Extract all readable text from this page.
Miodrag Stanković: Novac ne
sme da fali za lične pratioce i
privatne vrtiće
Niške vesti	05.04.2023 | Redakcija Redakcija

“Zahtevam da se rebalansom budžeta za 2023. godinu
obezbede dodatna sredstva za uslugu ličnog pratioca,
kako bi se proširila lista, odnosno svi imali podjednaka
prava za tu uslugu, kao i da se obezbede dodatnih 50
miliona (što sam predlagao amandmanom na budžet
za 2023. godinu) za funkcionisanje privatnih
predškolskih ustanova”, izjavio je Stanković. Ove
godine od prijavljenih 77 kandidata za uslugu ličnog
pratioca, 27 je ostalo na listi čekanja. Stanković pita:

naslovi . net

● **PROBLEM DETAILS**:
Gather up the lines containing the word "godinu" from these records and copy them.

● **ANSWER TO THE TASK**:
“Zahtevam da se rebalansom budžeta za 2023. godinu
za 2023. godinu) za funkcionisanje privatnih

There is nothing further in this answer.